_What is required_: Return the listing word for word, as given.

[start of Extracted material]

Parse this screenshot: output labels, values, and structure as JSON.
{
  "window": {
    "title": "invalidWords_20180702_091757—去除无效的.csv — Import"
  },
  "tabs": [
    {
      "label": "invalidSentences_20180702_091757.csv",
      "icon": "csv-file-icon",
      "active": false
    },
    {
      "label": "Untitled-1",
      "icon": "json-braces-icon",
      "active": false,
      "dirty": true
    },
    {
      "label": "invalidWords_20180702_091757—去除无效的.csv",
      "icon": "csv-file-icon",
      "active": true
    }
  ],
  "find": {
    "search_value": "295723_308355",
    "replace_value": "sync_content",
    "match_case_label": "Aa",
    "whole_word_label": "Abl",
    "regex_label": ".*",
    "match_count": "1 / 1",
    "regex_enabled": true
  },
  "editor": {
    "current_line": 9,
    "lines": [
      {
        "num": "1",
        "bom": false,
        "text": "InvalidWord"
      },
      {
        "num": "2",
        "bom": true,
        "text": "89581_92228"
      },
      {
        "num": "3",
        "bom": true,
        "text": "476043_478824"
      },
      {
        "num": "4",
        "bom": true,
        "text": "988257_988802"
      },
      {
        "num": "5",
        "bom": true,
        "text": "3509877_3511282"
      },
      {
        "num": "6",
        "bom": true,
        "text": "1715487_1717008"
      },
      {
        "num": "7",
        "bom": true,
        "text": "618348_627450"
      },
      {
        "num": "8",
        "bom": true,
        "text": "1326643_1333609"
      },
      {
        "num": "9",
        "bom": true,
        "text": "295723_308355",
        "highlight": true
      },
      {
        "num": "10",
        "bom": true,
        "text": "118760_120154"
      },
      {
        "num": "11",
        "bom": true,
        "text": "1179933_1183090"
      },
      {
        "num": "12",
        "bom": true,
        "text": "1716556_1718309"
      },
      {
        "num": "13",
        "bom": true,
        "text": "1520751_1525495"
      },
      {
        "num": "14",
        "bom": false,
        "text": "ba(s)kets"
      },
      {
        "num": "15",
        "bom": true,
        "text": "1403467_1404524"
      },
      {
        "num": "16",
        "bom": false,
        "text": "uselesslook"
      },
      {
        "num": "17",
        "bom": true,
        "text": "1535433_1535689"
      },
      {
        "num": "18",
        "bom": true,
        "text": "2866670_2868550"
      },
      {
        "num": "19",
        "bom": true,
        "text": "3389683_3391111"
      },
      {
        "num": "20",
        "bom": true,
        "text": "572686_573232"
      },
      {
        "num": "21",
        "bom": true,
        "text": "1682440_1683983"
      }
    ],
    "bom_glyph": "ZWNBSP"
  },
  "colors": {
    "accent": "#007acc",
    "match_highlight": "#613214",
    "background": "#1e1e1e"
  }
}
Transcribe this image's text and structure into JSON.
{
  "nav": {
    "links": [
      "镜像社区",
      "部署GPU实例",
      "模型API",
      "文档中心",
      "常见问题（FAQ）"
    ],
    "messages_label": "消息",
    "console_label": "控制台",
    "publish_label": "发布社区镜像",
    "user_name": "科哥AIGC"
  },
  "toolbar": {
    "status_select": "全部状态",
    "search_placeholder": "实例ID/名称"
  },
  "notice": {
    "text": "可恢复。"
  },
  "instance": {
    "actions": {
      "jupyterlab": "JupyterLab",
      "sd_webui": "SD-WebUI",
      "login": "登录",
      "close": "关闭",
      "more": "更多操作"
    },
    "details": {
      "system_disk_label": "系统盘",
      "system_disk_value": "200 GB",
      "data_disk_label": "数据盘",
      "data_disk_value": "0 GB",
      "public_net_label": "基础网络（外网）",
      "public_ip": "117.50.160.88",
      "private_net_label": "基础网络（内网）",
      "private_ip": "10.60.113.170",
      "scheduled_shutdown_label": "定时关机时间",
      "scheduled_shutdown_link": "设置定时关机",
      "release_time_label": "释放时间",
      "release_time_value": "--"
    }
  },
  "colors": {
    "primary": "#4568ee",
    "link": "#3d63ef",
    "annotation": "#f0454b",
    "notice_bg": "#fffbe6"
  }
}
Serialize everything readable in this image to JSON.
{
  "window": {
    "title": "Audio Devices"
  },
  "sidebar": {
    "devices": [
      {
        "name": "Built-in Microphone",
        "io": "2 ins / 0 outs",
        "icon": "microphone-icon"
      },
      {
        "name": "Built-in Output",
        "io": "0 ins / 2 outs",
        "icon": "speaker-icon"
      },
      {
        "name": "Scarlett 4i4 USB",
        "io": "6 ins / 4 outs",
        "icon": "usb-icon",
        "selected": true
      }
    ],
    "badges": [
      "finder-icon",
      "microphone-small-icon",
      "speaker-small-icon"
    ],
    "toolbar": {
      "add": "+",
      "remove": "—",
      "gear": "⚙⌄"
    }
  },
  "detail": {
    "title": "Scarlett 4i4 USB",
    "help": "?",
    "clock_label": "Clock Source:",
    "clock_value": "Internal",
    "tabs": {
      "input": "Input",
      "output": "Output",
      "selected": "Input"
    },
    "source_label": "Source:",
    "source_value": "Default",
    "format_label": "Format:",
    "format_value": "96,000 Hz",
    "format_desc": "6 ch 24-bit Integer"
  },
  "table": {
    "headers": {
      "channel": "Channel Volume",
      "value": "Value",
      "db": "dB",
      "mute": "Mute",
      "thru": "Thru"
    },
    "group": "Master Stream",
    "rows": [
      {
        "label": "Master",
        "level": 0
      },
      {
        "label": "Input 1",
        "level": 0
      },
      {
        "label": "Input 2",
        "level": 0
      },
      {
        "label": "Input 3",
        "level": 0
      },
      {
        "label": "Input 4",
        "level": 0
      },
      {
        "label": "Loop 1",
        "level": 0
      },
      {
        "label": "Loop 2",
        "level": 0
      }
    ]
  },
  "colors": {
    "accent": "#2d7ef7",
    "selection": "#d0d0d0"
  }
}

[end of Extracted material]

_Right answer_:
Parse this screenshot: output labels, values, and structure as JSON.
{
  "window": {
    "title": "invalidWords_20180702_091757—去除无效的.csv — Import"
  },
  "tabs": [
    {
      "label": "invalidSentences_20180702_091757.csv",
      "icon": "csv-file-icon",
      "active": false
    },
    {
      "label": "Untitled-1",
      "icon": "json-braces-icon",
      "active": false,
      "dirty": true
    },
    {
      "label": "invalidWords_20180702_091757—去除无效的.csv",
      "icon": "csv-file-icon",
      "active": true
    }
  ],
  "find": {
    "search_value": "295723_308355",
    "replace_value": "sync_content",
    "match_case_label": "Aa",
    "whole_word_label": "Abl",
    "regex_label": ".*",
    "match_count": "1 / 1",
    "regex_enabled": true
  },
  "editor": {
    "current_line": 9,
    "lines": [
      {
        "num": "1",
        "bom": false,
        "text": "InvalidWord"
      },
      {
        "num": "2",
        "bom": true,
        "text": "89581_92228"
      },
      {
        "num": "3",
        "bom": true,
        "text": "476043_478824"
      },
      {
        "num": "4",
        "bom": true,
        "text": "988257_988802"
      },
      {
        "num": "5",
        "bom": true,
        "text": "3509877_3511282"
      },
      {
        "num": "6",
        "bom": true,
        "text": "1715487_1717008"
      },
      {
        "num": "7",
        "bom": true,
        "text": "618348_627450"
      },
      {
        "num": "8",
        "bom": true,
        "text": "1326643_1333609"
      },
      {
        "num": "9",
        "bom": true,
        "text": "295723_308355",
        "highlight": true
      },
      {
        "num": "10",
        "bom": true,
        "text": "118760_120154"
      },
      {
        "num": "11",
        "bom": true,
        "text": "1179933_1183090"
      },
      {
        "num": "12",
        "bom": true,
        "text": "1716556_1718309"
      },
      {
        "num": "13",
        "bom": true,
        "text": "1520751_1525495"
      },
      {
        "num": "14",
        "bom": false,
        "text": "ba(s)kets"
      },
      {
        "num": "15",
        "bom": true,
        "text": "1403467_1404524"
      },
      {
        "num": "16",
        "bom": false,
        "text": "uselesslook"
      },
      {
        "num": "17",
        "bom": true,
        "text": "1535433_1535689"
      },
      {
        "num": "18",
        "bom": true,
        "text": "2866670_2868550"
      },
      {
        "num": "19",
        "bom": true,
        "text": "3389683_3391111"
      },
      {
        "num": "20",
        "bom": true,
        "text": "572686_573232"
      },
      {
        "num": "21",
        "bom": true,
        "text": "1682440_1683983"
      }
    ],
    "bom_glyph": "ZWNBSP"
  },
  "colors": {
    "accent": "#007acc",
    "match_highlight": "#613214",
    "background": "#1e1e1e"
  }
}
Transcribe this image's text and structure into JSON.
{
  "nav": {
    "links": [
      "镜像社区",
      "部署GPU实例",
      "模型API",
      "文档中心",
      "常见问题（FAQ）"
    ],
    "messages_label": "消息",
    "console_label": "控制台",
    "publish_label": "发布社区镜像",
    "user_name": "科哥AIGC"
  },
  "toolbar": {
    "status_select": "全部状态",
    "search_placeholder": "实例ID/名称"
  },
  "notice": {
    "text": "可恢复。"
  },
  "instance": {
    "actions": {
      "jupyterlab": "JupyterLab",
      "sd_webui": "SD-WebUI",
      "login": "登录",
      "close": "关闭",
      "more": "更多操作"
    },
    "details": {
      "system_disk_label": "系统盘",
      "system_disk_value": "200 GB",
      "data_disk_label": "数据盘",
      "data_disk_value": "0 GB",
      "public_net_label": "基础网络（外网）",
      "public_ip": "117.50.160.88",
      "private_net_label": "基础网络（内网）",
      "private_ip": "10.60.113.170",
      "scheduled_shutdown_label": "定时关机时间",
      "scheduled_shutdown_link": "设置定时关机",
      "release_time_label": "释放时间",
      "release_time_value": "--"
    }
  },
  "colors": {
    "primary": "#4568ee",
    "link": "#3d63ef",
    "annotation": "#f0454b",
    "notice_bg": "#fffbe6"
  }
}
Serialize everything readable in this image to JSON.
{
  "window": {
    "title": "Audio Devices"
  },
  "sidebar": {
    "devices": [
      {
        "name": "Built-in Microphone",
        "io": "2 ins / 0 outs",
        "icon": "microphone-icon"
      },
      {
        "name": "Built-in Output",
        "io": "0 ins / 2 outs",
        "icon": "speaker-icon"
      },
      {
        "name": "Scarlett 4i4 USB",
        "io": "6 ins / 4 outs",
        "icon": "usb-icon",
        "selected": true
      }
    ],
    "badges": [
      "finder-icon",
      "microphone-small-icon",
      "speaker-small-icon"
    ],
    "toolbar": {
      "add": "+",
      "remove": "—",
      "gear": "⚙⌄"
    }
  },
  "detail": {
    "title": "Scarlett 4i4 USB",
    "help": "?",
    "clock_label": "Clock Source:",
    "clock_value": "Internal",
    "tabs": {
      "input": "Input",
      "output": "Output",
      "selected": "Input"
    },
    "source_label": "Source:",
    "source_value": "Default",
    "format_label": "Format:",
    "format_value": "96,000 Hz",
    "format_desc": "6 ch 24-bit Integer"
  },
  "table": {
    "headers": {
      "channel": "Channel Volume",
      "value": "Value",
      "db": "dB",
      "mute": "Mute",
      "thru": "Thru"
    },
    "group": "Master Stream",
    "rows": [
      {
        "label": "Master",
        "level": 0
      },
      {
        "label": "Input 1",
        "level": 0
      },
      {
        "label": "Input 2",
        "level": 0
      },
      {
        "label": "Input 3",
        "level": 0
      },
      {
        "label": "Input 4",
        "level": 0
      },
      {
        "label": "Loop 1",
        "level": 0
      },
      {
        "label": "Loop 2",
        "level": 0
      }
    ]
  },
  "colors": {
    "accent": "#2d7ef7",
    "selection": "#d0d0d0"
  }
}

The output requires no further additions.